Given problem:
Within the data that follows, how many lines carry the string "creative"? Give the number alone.

-.-.-

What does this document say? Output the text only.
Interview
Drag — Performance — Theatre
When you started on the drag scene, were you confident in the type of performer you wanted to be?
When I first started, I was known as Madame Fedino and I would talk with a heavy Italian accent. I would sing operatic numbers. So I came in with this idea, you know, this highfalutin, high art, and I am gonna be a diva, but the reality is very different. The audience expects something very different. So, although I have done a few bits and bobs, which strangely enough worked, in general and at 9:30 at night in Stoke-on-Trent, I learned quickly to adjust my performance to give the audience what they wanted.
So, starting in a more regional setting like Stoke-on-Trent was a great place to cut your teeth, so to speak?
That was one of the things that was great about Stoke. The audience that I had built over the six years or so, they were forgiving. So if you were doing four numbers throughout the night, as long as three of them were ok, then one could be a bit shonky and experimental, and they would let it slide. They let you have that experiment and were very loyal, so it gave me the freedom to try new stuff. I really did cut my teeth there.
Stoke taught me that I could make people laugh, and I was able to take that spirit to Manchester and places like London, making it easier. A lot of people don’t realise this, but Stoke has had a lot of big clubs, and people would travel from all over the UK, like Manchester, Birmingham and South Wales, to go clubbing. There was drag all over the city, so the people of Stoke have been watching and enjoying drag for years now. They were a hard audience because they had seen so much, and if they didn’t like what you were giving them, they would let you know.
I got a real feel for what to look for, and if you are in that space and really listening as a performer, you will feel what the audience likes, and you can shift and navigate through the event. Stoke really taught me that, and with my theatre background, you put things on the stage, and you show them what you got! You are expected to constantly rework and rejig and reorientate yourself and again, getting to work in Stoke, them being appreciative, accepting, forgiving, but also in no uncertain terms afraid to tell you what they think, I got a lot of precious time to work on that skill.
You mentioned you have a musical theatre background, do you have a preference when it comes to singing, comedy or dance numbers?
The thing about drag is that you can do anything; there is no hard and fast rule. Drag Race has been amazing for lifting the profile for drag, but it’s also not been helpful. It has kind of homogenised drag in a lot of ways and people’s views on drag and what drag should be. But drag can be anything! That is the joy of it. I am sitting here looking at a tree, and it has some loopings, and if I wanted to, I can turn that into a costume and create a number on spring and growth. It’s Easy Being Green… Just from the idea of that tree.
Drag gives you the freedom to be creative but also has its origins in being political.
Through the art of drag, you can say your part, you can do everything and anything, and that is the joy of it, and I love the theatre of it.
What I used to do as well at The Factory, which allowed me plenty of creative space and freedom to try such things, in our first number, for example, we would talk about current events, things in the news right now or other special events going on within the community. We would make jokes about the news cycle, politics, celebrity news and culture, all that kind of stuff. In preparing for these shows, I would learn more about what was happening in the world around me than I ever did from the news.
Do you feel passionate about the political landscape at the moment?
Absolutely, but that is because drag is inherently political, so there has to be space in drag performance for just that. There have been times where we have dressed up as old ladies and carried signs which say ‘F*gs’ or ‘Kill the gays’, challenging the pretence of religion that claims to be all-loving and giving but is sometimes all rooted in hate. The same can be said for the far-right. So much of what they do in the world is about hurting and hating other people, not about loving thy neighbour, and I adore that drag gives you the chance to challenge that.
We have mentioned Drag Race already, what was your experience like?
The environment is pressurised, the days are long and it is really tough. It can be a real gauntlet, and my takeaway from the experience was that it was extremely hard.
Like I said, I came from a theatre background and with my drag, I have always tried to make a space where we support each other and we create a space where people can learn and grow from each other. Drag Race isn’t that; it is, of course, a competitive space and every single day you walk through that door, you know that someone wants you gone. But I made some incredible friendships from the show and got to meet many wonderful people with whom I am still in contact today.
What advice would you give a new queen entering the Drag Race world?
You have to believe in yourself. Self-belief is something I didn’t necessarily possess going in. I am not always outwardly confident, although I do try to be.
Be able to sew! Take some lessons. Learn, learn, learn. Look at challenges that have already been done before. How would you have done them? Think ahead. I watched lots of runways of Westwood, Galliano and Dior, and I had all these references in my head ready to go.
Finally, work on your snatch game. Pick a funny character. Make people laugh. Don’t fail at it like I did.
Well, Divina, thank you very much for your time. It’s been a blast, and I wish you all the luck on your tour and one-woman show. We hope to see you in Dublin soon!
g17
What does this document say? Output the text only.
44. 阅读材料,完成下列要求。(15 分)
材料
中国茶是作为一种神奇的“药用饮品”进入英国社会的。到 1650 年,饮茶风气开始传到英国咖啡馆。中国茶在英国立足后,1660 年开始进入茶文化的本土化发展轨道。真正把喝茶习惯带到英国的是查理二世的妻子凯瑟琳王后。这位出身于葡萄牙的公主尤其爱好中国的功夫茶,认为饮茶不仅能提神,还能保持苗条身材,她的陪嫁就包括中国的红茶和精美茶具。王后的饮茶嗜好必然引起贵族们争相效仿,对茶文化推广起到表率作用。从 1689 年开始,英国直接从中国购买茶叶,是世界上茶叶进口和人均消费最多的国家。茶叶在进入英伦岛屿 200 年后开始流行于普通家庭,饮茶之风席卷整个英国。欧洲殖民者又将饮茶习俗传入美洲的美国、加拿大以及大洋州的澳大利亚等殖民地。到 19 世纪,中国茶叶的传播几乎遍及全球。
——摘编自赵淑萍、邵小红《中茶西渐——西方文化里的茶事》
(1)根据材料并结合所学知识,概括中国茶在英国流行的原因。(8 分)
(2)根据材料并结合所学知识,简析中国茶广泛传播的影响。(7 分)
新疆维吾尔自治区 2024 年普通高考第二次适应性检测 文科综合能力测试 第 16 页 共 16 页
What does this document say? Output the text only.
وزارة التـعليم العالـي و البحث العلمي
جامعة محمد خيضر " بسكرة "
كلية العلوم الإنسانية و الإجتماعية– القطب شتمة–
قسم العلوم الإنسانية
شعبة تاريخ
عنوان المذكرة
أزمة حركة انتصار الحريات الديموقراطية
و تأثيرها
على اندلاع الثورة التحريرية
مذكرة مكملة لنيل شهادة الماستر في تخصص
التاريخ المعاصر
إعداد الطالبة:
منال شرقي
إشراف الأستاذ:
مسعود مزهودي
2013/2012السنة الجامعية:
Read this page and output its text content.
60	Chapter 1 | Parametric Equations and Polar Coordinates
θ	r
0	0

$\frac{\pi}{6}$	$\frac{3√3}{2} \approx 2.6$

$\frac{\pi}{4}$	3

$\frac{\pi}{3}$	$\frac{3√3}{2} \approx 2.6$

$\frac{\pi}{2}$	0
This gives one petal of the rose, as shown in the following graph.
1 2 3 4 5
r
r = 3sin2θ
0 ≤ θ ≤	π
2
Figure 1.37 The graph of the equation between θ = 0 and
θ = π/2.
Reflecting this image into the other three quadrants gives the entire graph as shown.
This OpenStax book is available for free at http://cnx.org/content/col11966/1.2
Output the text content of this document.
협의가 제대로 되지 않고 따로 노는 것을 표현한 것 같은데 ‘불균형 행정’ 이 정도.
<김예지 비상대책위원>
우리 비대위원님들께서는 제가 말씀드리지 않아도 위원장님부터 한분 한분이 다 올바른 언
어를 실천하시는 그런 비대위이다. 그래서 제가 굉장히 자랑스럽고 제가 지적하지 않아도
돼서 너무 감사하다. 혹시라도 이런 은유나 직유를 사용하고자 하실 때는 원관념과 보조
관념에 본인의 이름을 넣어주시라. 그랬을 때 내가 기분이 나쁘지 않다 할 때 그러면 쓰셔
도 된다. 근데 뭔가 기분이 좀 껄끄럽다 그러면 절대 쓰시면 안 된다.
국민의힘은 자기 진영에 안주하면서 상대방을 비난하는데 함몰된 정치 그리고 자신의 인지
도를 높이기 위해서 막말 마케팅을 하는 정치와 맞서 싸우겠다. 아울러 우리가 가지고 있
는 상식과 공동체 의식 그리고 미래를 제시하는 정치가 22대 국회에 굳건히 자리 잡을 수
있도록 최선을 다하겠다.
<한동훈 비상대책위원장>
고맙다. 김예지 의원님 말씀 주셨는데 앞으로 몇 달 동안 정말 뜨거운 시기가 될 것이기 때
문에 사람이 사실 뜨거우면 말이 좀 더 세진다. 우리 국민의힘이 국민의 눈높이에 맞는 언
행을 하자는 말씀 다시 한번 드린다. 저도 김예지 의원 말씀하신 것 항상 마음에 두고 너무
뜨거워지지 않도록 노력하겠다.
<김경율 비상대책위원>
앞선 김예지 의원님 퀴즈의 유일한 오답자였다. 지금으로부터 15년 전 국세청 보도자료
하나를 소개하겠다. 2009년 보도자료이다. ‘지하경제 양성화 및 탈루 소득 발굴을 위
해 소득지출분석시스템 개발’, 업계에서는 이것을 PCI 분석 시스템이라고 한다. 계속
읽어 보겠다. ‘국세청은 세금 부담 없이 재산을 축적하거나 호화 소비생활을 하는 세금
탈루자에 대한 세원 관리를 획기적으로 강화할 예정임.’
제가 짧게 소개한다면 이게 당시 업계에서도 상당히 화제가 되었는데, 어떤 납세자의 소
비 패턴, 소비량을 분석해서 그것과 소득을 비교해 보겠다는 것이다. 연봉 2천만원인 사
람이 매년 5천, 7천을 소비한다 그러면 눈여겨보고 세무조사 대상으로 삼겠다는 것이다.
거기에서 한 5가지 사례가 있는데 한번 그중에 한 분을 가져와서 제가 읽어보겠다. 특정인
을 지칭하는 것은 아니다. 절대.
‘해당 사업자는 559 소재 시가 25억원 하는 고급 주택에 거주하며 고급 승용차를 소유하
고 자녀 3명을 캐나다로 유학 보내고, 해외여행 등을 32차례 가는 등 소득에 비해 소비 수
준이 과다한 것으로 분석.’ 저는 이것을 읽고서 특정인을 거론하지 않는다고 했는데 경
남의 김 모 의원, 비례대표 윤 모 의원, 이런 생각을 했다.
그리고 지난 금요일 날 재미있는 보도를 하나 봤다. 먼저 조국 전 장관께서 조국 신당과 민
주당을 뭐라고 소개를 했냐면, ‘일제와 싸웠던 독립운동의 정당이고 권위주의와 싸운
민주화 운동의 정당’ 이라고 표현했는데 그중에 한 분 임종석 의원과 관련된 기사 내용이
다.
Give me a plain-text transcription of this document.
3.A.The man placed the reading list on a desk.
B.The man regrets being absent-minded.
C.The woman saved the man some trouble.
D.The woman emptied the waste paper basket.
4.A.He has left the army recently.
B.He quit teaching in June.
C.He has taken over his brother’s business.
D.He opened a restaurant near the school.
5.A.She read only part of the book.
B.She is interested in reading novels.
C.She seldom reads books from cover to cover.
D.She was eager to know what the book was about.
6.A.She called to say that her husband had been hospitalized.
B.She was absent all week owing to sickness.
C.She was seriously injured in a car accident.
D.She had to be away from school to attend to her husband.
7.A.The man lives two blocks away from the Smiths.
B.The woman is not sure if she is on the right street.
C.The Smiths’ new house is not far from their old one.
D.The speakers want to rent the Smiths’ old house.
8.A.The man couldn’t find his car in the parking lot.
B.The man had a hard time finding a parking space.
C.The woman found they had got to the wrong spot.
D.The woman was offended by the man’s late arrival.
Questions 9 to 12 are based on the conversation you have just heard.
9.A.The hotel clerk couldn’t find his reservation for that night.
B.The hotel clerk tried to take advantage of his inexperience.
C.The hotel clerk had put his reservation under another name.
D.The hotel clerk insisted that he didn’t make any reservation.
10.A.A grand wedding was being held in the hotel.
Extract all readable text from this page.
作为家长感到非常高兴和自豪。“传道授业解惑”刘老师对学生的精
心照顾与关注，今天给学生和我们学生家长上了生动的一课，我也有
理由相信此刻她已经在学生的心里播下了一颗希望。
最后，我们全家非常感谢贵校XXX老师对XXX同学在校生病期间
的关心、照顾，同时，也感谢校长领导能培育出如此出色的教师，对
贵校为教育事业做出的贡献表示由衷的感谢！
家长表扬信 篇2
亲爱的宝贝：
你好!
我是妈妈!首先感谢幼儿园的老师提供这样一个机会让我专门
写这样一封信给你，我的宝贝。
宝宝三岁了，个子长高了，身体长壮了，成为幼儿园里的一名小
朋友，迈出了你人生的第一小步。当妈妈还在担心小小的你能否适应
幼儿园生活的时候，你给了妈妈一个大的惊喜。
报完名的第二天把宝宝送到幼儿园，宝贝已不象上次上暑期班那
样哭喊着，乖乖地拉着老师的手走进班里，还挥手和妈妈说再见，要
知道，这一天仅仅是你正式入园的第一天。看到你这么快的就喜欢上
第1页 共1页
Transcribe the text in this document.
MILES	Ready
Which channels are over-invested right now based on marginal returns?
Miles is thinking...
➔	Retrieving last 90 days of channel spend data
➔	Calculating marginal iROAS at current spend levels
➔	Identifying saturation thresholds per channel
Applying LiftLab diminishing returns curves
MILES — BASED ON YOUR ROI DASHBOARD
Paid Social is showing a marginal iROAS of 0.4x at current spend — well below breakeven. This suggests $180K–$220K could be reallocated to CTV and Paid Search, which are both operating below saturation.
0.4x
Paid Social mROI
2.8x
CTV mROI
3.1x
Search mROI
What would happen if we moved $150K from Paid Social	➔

-.-.-

Worked solution:
2